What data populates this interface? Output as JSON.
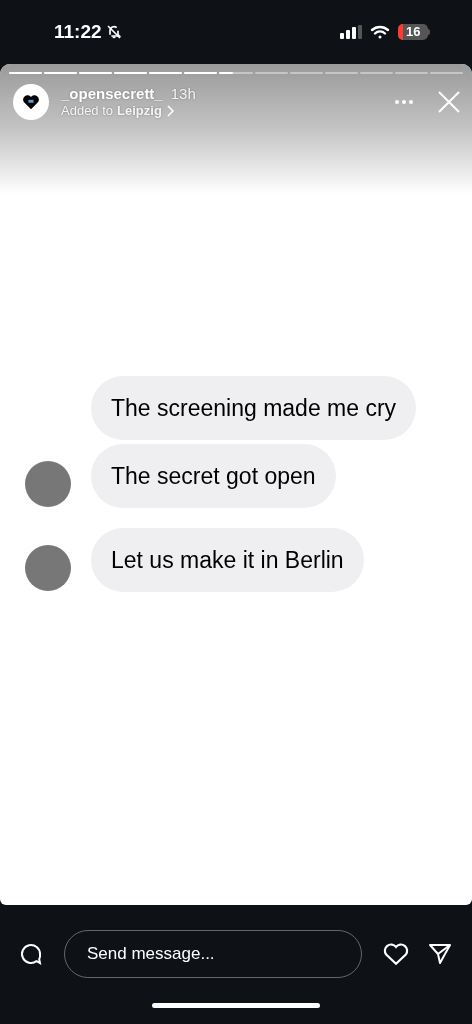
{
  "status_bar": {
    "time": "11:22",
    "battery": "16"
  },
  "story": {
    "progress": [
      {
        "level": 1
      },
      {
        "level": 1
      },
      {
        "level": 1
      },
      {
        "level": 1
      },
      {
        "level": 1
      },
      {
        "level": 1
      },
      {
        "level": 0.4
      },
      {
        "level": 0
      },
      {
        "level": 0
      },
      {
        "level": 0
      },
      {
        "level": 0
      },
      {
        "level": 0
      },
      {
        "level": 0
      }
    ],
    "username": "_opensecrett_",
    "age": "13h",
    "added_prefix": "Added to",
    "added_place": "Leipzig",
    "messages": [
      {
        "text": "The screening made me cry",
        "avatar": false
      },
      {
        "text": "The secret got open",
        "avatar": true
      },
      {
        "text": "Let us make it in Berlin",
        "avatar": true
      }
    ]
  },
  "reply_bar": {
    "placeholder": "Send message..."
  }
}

- INSTRUCTIONS TO FOLLOW -
Find how many lines hold the string "text", and state that number alone.

- RESULT BELOW -
3